Transcribe verbatim the entries from the first line down to and including the line that contains "547, 834, 555]".

- Data supplied:
^^^^^^^^^^^^^^^^

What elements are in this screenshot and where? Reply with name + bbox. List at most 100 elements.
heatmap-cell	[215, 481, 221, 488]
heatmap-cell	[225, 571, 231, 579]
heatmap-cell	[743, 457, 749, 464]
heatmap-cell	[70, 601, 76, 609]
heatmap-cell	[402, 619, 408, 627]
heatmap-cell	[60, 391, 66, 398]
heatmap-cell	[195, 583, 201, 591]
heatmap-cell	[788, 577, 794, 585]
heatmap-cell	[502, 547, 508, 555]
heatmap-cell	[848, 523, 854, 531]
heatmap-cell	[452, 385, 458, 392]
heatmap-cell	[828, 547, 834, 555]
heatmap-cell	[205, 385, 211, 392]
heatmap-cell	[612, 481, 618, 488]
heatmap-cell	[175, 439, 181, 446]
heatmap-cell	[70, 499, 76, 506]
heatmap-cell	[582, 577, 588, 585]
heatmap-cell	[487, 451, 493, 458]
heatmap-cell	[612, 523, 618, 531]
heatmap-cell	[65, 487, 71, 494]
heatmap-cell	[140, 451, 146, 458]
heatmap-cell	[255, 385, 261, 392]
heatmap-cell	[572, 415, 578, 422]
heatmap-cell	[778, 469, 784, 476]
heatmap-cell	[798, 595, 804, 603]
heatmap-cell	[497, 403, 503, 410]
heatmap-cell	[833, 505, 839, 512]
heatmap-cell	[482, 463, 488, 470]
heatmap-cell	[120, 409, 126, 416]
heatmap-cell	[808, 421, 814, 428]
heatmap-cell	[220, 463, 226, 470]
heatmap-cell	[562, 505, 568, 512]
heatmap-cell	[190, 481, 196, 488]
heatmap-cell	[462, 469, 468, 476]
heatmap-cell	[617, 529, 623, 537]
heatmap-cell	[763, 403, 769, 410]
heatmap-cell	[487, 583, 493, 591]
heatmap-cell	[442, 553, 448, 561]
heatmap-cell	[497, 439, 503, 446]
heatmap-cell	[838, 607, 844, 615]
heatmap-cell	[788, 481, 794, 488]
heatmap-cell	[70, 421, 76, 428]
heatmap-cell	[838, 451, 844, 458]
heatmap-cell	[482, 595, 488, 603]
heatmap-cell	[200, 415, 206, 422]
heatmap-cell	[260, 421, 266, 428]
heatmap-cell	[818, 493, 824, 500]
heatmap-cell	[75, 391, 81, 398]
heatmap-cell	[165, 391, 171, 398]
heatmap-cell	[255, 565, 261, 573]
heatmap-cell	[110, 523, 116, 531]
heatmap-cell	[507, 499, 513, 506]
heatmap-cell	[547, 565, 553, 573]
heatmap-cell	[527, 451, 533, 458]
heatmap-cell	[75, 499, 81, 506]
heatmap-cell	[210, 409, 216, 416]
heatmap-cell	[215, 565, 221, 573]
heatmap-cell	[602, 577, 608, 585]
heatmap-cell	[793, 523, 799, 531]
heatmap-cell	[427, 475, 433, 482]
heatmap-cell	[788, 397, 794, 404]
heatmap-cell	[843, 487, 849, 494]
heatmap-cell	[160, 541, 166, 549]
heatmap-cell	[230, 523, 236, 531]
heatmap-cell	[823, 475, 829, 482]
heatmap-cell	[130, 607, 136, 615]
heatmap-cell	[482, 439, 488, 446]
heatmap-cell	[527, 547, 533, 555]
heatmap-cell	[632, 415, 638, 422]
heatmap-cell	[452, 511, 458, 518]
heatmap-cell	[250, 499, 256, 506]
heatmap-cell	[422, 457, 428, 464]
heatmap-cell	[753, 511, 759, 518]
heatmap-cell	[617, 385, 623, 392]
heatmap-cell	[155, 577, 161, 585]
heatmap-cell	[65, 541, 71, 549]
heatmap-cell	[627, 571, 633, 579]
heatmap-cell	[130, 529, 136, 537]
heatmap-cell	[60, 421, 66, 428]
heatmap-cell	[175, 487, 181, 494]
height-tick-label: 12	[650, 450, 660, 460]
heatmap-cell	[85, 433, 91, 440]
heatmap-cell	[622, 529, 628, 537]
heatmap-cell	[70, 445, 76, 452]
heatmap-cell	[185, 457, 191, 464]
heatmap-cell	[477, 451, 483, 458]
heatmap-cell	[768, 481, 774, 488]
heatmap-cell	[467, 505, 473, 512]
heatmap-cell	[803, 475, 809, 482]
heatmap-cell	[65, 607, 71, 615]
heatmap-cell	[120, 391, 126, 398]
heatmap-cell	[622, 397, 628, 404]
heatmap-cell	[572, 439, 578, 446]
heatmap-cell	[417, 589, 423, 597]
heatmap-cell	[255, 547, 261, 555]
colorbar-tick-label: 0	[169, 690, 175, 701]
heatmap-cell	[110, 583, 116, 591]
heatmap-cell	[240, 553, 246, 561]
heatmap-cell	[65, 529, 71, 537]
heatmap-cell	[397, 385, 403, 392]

^^^^^^^^^^^^^^^^

- Exercise response:
What elements are in this screenshot and where? Reply with name + bbox. List at most 100 elements.
heatmap-cell	[215, 481, 221, 488]
heatmap-cell	[225, 571, 231, 579]
heatmap-cell	[743, 457, 749, 464]
heatmap-cell	[70, 601, 76, 609]
heatmap-cell	[402, 619, 408, 627]
heatmap-cell	[60, 391, 66, 398]
heatmap-cell	[195, 583, 201, 591]
heatmap-cell	[788, 577, 794, 585]
heatmap-cell	[502, 547, 508, 555]
heatmap-cell	[848, 523, 854, 531]
heatmap-cell	[452, 385, 458, 392]
heatmap-cell	[828, 547, 834, 555]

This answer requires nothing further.